REQUIREMENT:
Write the records below out again exactly as given, with no images.

Saved data entries:
┏━━
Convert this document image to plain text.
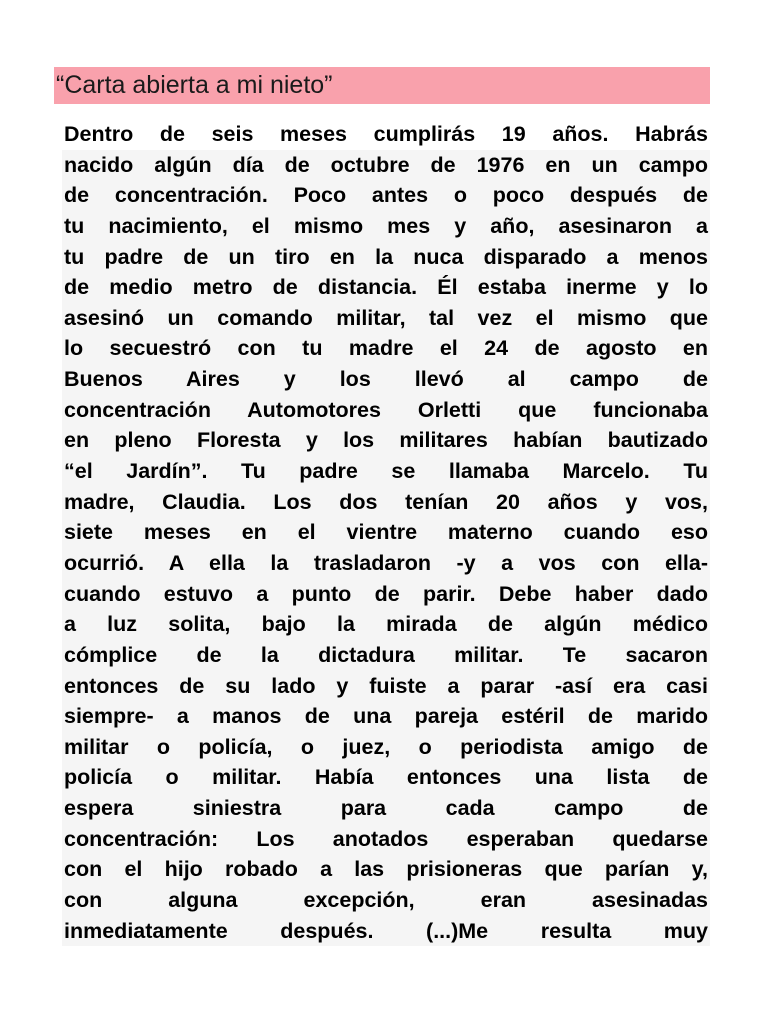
“Carta abierta a mi nieto”
Dentro de seis meses cumplirás 19 años. Habrás
nacido algún día de octubre de 1976 en un campo
de concentración. Poco antes o poco después de
tu nacimiento, el mismo mes y año, asesinaron a
tu padre de un tiro en la nuca disparado a menos
de medio metro de distancia. Él estaba inerme y lo
asesinó un comando militar, tal vez el mismo que
lo secuestró con tu madre el 24 de agosto en
Buenos Aires y los llevó al campo de
concentración Automotores Orletti que funcionaba
en pleno Floresta y los militares habían bautizado
“el Jardín”. Tu padre se llamaba Marcelo. Tu
madre, Claudia. Los dos tenían 20 años y vos,
siete meses en el vientre materno cuando eso
ocurrió. A ella la trasladaron -y a vos con ella-
cuando estuvo a punto de parir. Debe haber dado
a luz solita, bajo la mirada de algún médico
cómplice de la dictadura militar. Te sacaron
entonces de su lado y fuiste a parar -así era casi
siempre- a manos de una pareja estéril de marido
militar o policía, o juez, o periodista amigo de
policía o militar. Había entonces una lista de
espera siniestra para cada campo de
concentración: Los anotados esperaban quedarse
con el hijo robado a las prisioneras que parían y,
con alguna excepción, eran asesinadas
inmediatamente después. (...)Me resulta muy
┗━━
SOLVED PROBLEM:
Convert this document image to plain text.
“Carta abierta a mi nieto”
Dentro de seis meses cumplirás 19 años. Habrás
nacido algún día de octubre de 1976 en un campo
de concentración. Poco antes o poco después de
tu nacimiento, el mismo mes y año, asesinaron a
tu padre de un tiro en la nuca disparado a menos
de medio metro de distancia. Él estaba inerme y lo
asesinó un comando militar, tal vez el mismo que
lo secuestró con tu madre el 24 de agosto en
Buenos Aires y los llevó al campo de
concentración Automotores Orletti que funcionaba
en pleno Floresta y los militares habían bautizado
“el Jardín”. Tu padre se llamaba Marcelo. Tu
madre, Claudia. Los dos tenían 20 años y vos,
siete meses en el vientre materno cuando eso
ocurrió. A ella la trasladaron -y a vos con ella-
cuando estuvo a punto de parir. Debe haber dado
a luz solita, bajo la mirada de algún médico
cómplice de la dictadura militar. Te sacaron
entonces de su lado y fuiste a parar -así era casi
siempre- a manos de una pareja estéril de marido
militar o policía, o juez, o periodista amigo de
policía o militar. Había entonces una lista de
espera siniestra para cada campo de
concentración: Los anotados esperaban quedarse
con el hijo robado a las prisioneras que parían y,
con alguna excepción, eran asesinadas
inmediatamente después. (...)Me resulta muy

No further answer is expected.